THE REQUEST >> Starting at the line containing "data-point — [564, 71, 572, 80]" and ending at the line containing "plot-line-x-label: Plot line", both included, convert the records into a JSON list of strings with one string per line and no blank lines.

- - -

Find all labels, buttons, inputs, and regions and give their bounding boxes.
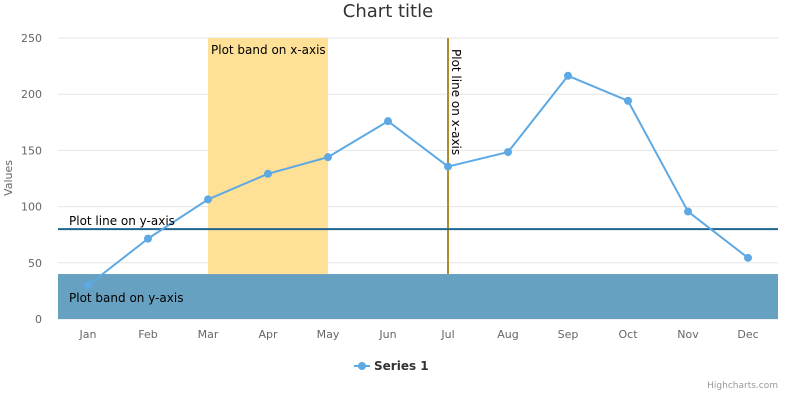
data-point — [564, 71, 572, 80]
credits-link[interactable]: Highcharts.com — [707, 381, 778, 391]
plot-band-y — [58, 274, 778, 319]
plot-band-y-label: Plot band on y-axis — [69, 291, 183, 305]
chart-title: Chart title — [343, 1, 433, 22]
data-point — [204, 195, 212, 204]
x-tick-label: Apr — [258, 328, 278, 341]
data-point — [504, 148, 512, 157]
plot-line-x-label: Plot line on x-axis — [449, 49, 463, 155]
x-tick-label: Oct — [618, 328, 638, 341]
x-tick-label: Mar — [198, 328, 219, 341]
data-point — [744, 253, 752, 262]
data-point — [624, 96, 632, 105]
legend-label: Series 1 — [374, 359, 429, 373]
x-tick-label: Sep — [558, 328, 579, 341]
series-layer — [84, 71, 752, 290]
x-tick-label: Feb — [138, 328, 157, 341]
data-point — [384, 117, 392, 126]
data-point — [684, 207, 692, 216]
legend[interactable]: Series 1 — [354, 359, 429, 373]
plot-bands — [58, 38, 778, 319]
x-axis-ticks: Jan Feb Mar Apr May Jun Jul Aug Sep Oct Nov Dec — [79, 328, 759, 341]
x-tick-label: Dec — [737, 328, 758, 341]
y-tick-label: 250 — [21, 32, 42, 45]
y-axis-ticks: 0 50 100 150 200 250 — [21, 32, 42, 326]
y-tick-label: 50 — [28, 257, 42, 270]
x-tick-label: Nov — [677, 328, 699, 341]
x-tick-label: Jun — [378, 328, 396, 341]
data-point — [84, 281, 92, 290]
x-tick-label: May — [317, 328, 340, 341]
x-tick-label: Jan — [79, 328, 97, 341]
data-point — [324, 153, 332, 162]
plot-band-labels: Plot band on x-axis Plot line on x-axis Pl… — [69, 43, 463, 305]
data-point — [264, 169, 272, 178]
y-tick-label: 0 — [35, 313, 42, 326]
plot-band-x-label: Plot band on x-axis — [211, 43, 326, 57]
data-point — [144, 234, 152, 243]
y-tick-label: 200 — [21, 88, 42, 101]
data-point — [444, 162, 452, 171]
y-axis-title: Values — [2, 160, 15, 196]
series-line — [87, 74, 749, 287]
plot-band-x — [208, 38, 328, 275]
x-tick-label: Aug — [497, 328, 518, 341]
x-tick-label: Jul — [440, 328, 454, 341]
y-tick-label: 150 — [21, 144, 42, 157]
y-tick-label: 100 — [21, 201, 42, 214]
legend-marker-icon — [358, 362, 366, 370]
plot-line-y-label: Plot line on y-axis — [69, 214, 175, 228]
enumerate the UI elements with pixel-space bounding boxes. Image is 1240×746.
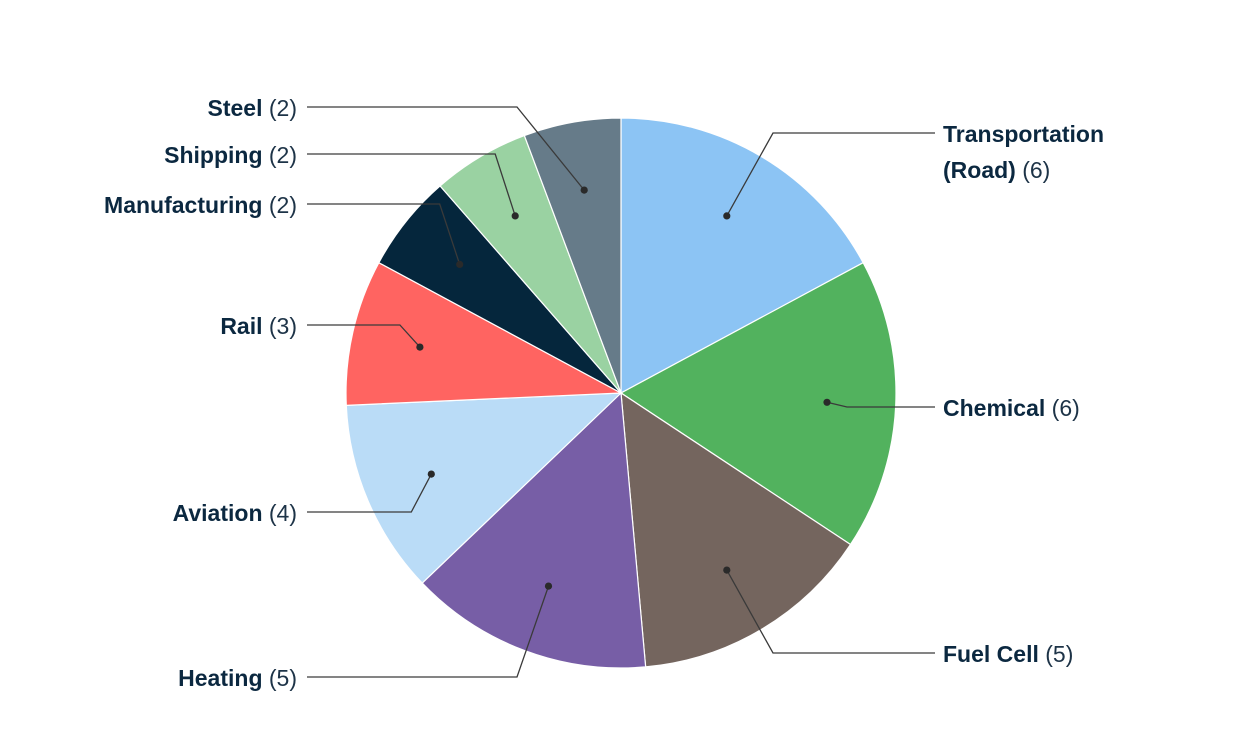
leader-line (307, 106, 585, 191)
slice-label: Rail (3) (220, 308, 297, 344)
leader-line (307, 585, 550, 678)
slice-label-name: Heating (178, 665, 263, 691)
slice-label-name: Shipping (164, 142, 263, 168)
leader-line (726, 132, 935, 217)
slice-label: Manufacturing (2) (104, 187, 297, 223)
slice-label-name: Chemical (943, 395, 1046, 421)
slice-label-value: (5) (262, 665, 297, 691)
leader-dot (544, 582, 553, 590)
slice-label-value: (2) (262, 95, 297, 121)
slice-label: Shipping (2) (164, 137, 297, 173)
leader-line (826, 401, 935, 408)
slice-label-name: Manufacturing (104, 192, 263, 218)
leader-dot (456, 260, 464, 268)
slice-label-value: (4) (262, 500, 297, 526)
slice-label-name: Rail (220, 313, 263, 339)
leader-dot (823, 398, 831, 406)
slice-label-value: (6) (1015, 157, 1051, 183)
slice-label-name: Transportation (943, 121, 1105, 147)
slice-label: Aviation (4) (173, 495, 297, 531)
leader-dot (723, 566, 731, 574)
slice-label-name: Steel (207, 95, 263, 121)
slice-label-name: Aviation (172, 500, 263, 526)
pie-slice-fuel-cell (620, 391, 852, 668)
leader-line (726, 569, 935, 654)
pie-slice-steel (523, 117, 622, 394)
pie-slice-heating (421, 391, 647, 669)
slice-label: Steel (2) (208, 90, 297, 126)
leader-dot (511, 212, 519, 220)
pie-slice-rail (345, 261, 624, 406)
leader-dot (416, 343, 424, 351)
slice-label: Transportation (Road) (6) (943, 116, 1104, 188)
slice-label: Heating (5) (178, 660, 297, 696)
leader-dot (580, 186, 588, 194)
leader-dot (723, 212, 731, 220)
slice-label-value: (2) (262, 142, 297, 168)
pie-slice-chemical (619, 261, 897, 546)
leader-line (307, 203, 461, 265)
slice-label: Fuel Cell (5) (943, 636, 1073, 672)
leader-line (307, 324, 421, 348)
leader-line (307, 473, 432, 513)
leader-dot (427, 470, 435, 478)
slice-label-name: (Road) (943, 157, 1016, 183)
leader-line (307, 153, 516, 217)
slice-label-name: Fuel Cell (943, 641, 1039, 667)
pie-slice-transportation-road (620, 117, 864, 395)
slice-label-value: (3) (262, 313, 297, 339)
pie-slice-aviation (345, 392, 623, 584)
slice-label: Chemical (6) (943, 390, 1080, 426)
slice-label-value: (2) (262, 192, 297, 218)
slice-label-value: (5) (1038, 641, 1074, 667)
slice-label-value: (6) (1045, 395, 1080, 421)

- - -

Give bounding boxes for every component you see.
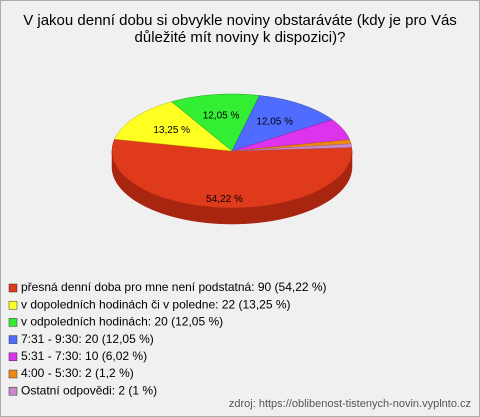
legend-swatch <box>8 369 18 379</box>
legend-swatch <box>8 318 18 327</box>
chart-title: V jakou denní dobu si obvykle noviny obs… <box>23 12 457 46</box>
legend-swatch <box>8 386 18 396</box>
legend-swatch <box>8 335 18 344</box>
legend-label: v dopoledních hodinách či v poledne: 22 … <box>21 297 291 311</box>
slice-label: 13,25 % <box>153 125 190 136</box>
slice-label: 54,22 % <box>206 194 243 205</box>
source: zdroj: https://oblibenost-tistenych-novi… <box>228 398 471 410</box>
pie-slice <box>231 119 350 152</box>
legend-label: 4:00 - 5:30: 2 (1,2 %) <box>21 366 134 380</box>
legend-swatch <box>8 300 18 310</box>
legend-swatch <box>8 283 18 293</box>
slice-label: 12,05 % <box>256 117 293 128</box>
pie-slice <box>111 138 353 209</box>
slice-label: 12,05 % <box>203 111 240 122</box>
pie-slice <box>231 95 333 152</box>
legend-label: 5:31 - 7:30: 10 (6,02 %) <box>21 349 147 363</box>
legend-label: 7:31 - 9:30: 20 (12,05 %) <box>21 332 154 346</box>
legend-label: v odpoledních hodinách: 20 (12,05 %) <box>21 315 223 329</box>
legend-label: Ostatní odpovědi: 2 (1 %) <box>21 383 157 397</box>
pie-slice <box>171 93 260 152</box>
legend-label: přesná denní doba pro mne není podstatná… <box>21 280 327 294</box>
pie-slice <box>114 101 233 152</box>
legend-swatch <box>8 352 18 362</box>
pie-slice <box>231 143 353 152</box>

- - -

COMPLETED TASK >>
[
  "data-point — [564, 71, 572, 80]",
  "credits-link[interactable]: Highcharts.com — [707, 381, 778, 391]",
  "plot-band-y — [58, 274, 778, 319]",
  "plot-band-y-label: Plot band on y-axis — [69, 291, 183, 305]",
  "chart-title: Chart title — [343, 1, 433, 22]",
  "data-point — [204, 195, 212, 204]",
  "x-tick-label: Apr — [258, 328, 278, 341]",
  "data-point — [504, 148, 512, 157]",
  "plot-line-x-label: Plot line on x-axis — [449, 49, 463, 155]"
]